DESCRIPTION OF THE TASK :: List every line in this data where the string "been" occurs.

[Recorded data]

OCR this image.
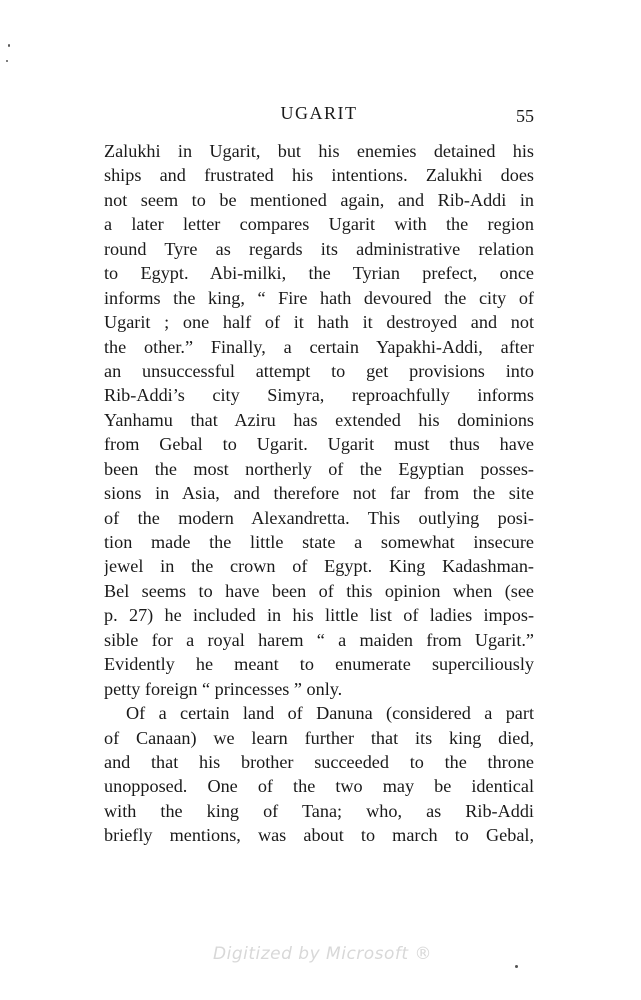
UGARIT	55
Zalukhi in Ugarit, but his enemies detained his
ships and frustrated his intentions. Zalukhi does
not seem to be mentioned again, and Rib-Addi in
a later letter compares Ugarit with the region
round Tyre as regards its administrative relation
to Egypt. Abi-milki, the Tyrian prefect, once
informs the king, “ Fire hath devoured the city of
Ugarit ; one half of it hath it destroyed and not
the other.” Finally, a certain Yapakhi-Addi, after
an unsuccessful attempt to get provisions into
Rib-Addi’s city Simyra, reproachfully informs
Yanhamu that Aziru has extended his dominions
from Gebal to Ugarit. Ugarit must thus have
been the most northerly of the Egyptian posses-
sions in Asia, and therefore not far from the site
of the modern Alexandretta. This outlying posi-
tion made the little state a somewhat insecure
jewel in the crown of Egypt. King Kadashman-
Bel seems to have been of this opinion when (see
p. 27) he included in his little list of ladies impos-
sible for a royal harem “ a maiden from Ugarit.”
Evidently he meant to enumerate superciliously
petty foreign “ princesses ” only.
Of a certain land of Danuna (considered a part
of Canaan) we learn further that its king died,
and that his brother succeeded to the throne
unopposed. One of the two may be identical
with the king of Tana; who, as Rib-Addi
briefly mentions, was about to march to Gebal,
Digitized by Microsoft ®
==
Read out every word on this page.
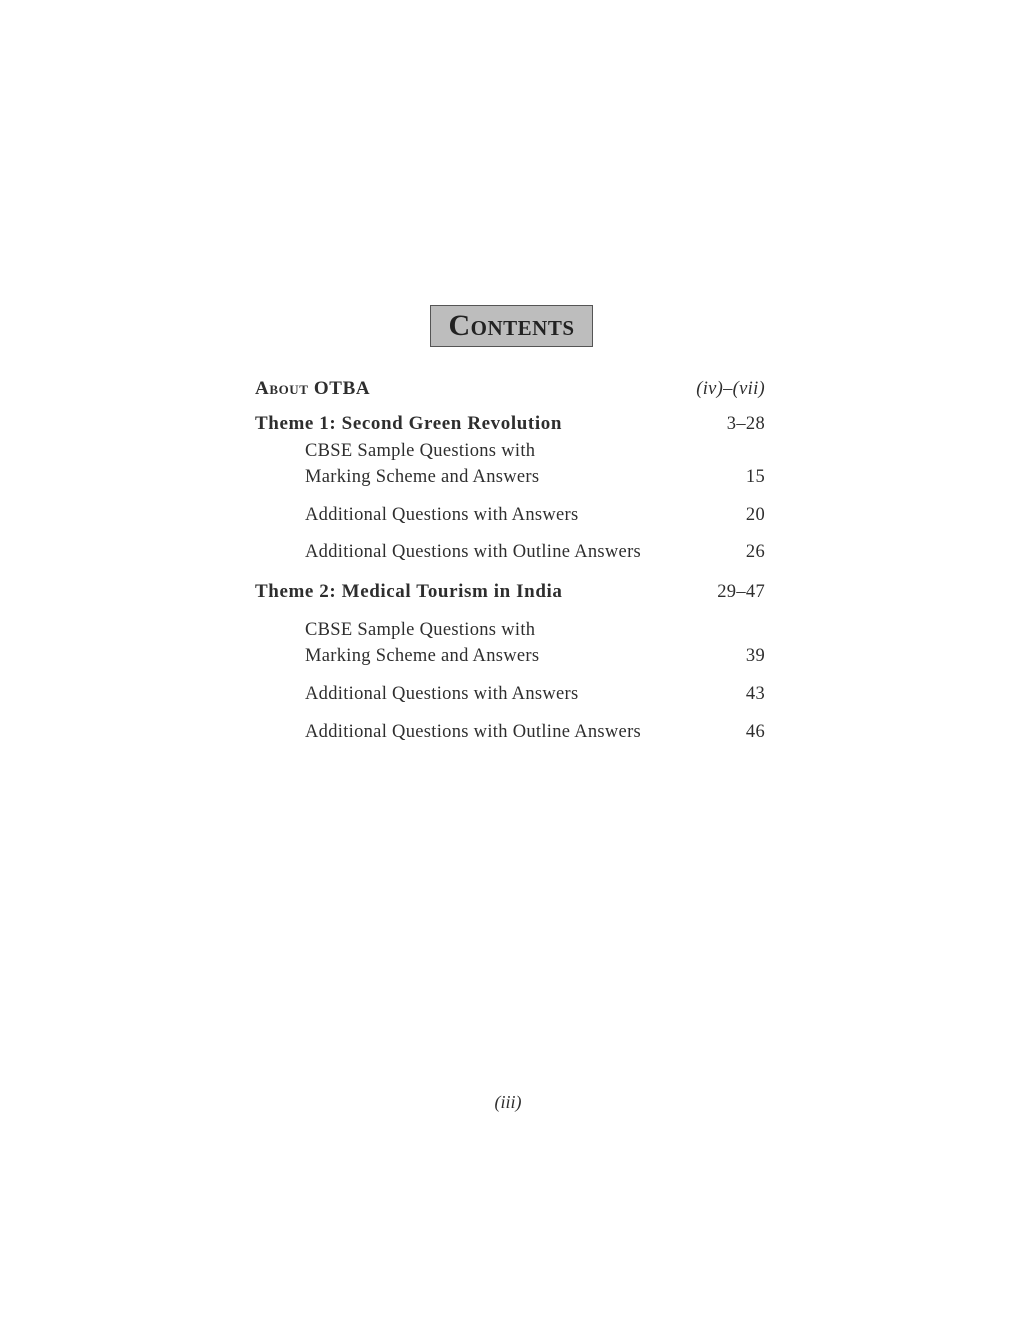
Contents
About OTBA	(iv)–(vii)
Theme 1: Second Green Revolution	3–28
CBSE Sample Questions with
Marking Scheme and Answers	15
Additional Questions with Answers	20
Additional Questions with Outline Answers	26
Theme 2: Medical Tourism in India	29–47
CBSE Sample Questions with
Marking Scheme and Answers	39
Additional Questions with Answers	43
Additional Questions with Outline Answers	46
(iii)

WRITTEN REPLY ::
been the most northerly of the Egyptian posses-
Bel seems to have been of this opinion when (see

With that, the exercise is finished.